** WHAT YOU ARE ASKED TO DO **
Give back a single number, the count of lines containing the word "الله".
━━━━━━━━━━━━━━━━━━━━━━━━━━━━━━
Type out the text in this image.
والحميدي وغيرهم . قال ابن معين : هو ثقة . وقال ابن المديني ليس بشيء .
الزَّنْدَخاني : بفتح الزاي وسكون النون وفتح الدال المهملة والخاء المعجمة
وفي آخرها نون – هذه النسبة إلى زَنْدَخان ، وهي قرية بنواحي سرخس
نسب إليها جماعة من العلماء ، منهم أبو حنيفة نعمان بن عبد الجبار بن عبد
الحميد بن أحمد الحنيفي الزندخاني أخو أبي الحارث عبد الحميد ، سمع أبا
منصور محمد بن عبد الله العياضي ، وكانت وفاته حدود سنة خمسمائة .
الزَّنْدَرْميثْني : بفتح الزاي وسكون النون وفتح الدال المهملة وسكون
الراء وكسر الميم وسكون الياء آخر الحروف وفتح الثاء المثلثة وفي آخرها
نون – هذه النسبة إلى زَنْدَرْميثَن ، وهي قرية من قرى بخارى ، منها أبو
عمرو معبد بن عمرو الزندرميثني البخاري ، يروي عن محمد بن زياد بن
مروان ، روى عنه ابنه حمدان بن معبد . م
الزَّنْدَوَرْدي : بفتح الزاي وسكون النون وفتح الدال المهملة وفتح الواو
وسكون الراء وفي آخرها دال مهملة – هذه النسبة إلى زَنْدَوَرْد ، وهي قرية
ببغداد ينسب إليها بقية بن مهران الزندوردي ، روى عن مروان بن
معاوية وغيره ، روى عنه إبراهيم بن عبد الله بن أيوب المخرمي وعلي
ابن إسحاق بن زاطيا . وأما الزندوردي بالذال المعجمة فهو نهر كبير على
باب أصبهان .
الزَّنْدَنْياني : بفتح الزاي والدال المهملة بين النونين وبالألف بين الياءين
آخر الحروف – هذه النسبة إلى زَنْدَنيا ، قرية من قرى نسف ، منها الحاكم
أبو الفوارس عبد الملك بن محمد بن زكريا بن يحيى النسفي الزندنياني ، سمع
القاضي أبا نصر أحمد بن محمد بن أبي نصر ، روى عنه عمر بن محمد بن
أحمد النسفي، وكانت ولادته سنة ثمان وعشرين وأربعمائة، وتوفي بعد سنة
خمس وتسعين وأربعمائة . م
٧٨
━━━━━━━━━━━━━━━━━━━━━━━━━━━━━━
** SOLUTION FOR THIS PROBLEM **
2